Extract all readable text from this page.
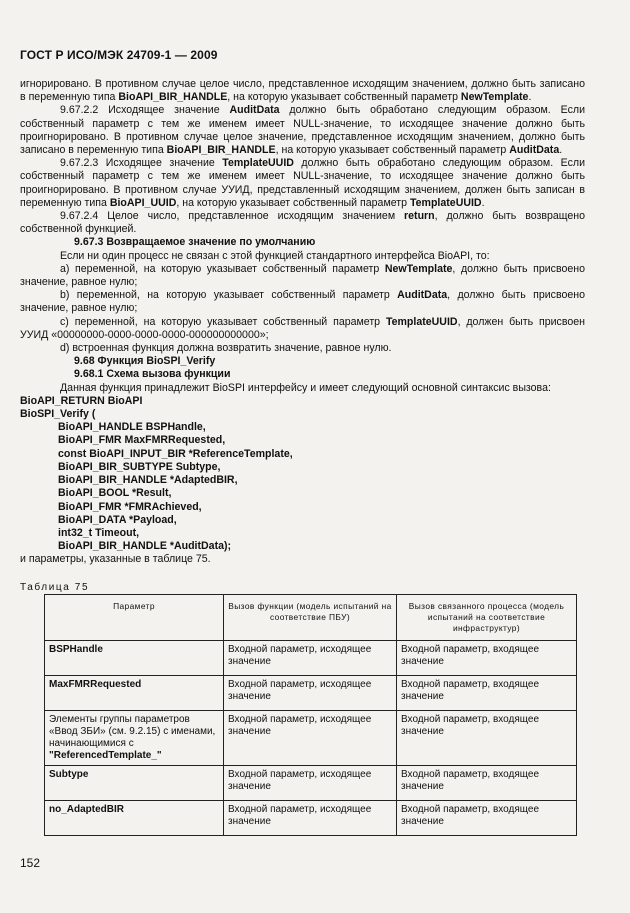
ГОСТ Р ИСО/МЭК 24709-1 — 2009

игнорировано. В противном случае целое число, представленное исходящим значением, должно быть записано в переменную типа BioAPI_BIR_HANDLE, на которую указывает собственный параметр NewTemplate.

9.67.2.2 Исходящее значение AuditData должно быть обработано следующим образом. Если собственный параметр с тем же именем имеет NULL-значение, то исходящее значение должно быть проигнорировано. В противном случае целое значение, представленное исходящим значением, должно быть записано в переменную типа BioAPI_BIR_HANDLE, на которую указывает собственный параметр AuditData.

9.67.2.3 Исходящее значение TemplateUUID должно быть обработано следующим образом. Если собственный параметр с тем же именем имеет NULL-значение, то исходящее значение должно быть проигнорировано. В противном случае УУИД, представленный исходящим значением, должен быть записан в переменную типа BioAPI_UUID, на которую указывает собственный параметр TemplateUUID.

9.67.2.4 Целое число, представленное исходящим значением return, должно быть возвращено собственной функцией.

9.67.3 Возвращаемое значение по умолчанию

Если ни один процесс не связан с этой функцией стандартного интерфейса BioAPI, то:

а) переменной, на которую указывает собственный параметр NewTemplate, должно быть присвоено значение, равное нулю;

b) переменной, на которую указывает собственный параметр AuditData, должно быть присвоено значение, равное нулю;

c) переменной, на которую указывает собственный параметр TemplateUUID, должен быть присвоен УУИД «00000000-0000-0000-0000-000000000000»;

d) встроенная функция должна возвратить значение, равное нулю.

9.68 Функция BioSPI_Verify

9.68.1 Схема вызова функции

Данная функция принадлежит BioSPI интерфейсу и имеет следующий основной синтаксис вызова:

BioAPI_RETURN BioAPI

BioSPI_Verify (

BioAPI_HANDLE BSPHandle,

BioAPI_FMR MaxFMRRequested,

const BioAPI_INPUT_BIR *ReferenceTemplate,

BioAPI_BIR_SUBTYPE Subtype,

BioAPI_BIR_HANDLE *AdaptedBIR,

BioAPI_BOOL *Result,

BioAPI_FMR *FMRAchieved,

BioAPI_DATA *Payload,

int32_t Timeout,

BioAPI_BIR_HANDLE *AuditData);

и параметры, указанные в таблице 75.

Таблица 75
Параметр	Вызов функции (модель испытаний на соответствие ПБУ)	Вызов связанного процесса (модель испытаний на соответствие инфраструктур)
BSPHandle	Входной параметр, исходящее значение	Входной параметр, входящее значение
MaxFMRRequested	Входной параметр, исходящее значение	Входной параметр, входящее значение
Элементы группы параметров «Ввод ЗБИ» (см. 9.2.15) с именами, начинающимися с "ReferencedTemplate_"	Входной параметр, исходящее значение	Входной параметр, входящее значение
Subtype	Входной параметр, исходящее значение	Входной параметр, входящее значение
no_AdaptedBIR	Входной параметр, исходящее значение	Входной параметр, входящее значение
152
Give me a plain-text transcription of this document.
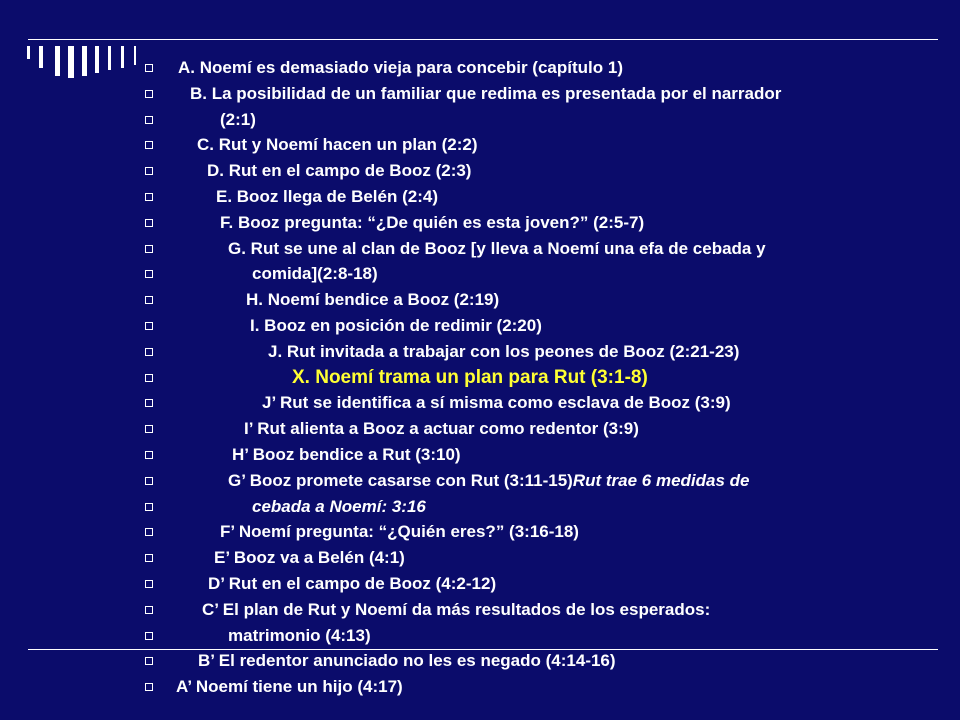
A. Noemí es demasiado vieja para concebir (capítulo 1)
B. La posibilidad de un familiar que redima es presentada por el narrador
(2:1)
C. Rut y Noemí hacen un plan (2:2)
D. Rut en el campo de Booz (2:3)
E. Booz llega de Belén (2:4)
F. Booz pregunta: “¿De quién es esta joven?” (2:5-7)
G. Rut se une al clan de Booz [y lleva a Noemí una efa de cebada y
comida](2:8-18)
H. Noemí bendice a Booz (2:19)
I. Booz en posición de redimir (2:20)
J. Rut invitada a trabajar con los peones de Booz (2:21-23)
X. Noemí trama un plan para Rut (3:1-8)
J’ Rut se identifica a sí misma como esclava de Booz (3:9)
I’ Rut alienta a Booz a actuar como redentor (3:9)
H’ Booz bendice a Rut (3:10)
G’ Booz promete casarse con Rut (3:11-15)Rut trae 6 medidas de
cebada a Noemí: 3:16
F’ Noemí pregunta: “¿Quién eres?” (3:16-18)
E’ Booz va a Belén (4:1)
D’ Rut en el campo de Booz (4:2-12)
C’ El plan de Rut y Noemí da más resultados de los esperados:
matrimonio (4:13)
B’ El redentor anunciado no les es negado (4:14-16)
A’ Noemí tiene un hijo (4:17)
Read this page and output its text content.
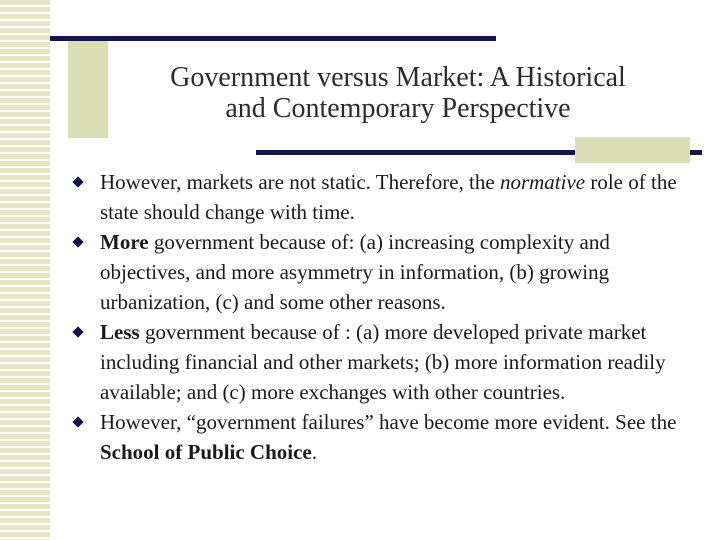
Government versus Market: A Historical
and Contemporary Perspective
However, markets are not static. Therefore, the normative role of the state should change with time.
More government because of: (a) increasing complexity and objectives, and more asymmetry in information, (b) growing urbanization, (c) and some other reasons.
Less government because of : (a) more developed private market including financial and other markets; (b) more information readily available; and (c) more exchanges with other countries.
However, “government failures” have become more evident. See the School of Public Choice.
* * * *
- Set exercise -
Skip the pictures and print each record exactly as it stands.

- Result below -
Extract all readable text from this page.
ГОСТ Р ИСО/МЭК 24709-1 — 2009

игнорировано. В противном случае целое число, представленное исходящим значением, должно быть записано в переменную типа BioAPI_BIR_HANDLE, на которую указывает собственный параметр NewTemplate.

9.67.2.2 Исходящее значение AuditData должно быть обработано следующим образом. Если собственный параметр с тем же именем имеет NULL-значение, то исходящее значение должно быть проигнорировано. В противном случае целое значение, представленное исходящим значением, должно быть записано в переменную типа BioAPI_BIR_HANDLE, на которую указывает собственный параметр AuditData.

9.67.2.3 Исходящее значение TemplateUUID должно быть обработано следующим образом. Если собственный параметр с тем же именем имеет NULL-значение, то исходящее значение должно быть проигнорировано. В противном случае УУИД, представленный исходящим значением, должен быть записан в переменную типа BioAPI_UUID, на которую указывает собственный параметр TemplateUUID.

9.67.2.4 Целое число, представленное исходящим значением return, должно быть возвращено собственной функцией.

9.67.3 Возвращаемое значение по умолчанию

Если ни один процесс не связан с этой функцией стандартного интерфейса BioAPI, то:

а) переменной, на которую указывает собственный параметр NewTemplate, должно быть присвоено значение, равное нулю;

b) переменной, на которую указывает собственный параметр AuditData, должно быть присвоено значение, равное нулю;

c) переменной, на которую указывает собственный параметр TemplateUUID, должен быть присвоен УУИД «00000000-0000-0000-0000-000000000000»;

d) встроенная функция должна возвратить значение, равное нулю.

9.68 Функция BioSPI_Verify

9.68.1 Схема вызова функции

Данная функция принадлежит BioSPI интерфейсу и имеет следующий основной синтаксис вызова:

BioAPI_RETURN BioAPI

BioSPI_Verify (

BioAPI_HANDLE BSPHandle,

BioAPI_FMR MaxFMRRequested,

const BioAPI_INPUT_BIR *ReferenceTemplate,

BioAPI_BIR_SUBTYPE Subtype,

BioAPI_BIR_HANDLE *AdaptedBIR,

BioAPI_BOOL *Result,

BioAPI_FMR *FMRAchieved,

BioAPI_DATA *Payload,

int32_t Timeout,

BioAPI_BIR_HANDLE *AuditData);

и параметры, указанные в таблице 75.

Таблица 75
Параметр	Вызов функции (модель испытаний на соответствие ПБУ)	Вызов связанного процесса (модель испытаний на соответствие инфраструктур)
BSPHandle	Входной параметр, исходящее значение	Входной параметр, входящее значение
MaxFMRRequested	Входной параметр, исходящее значение	Входной параметр, входящее значение
Элементы группы параметров «Ввод ЗБИ» (см. 9.2.15) с именами, начинающимися с "ReferencedTemplate_"	Входной параметр, исходящее значение	Входной параметр, входящее значение
Subtype	Входной параметр, исходящее значение	Входной параметр, входящее значение
no_AdaptedBIR	Входной параметр, исходящее значение	Входной параметр, входящее значение
152
Give me a plain-text transcription of this document.
A. Noemí es demasiado vieja para concebir (capítulo 1)
B. La posibilidad de un familiar que redima es presentada por el narrador
(2:1)
C. Rut y Noemí hacen un plan (2:2)
D. Rut en el campo de Booz (2:3)
E. Booz llega de Belén (2:4)
F. Booz pregunta: “¿De quién es esta joven?” (2:5-7)
G. Rut se une al clan de Booz [y lleva a Noemí una efa de cebada y
comida](2:8-18)
H. Noemí bendice a Booz (2:19)
I. Booz en posición de redimir (2:20)
J. Rut invitada a trabajar con los peones de Booz (2:21-23)
X. Noemí trama un plan para Rut (3:1-8)
J’ Rut se identifica a sí misma como esclava de Booz (3:9)
I’ Rut alienta a Booz a actuar como redentor (3:9)
H’ Booz bendice a Rut (3:10)
G’ Booz promete casarse con Rut (3:11-15)Rut trae 6 medidas de
cebada a Noemí: 3:16
F’ Noemí pregunta: “¿Quién eres?” (3:16-18)
E’ Booz va a Belén (4:1)
D’ Rut en el campo de Booz (4:2-12)
C’ El plan de Rut y Noemí da más resultados de los esperados:
matrimonio (4:13)
B’ El redentor anunciado no les es negado (4:14-16)
A’ Noemí tiene un hijo (4:17)
Read this page and output its text content.
Government versus Market: A Historical
and Contemporary Perspective
However, markets are not static. Therefore, the normative role of the state should change with time.
More government because of: (a) increasing complexity and objectives, and more asymmetry in information, (b) growing urbanization, (c) and some other reasons.
Less government because of : (a) more developed private market including financial and other markets; (b) more information readily available; and (c) more exchanges with other countries.
However, “government failures” have become more evident. See the School of Public Choice.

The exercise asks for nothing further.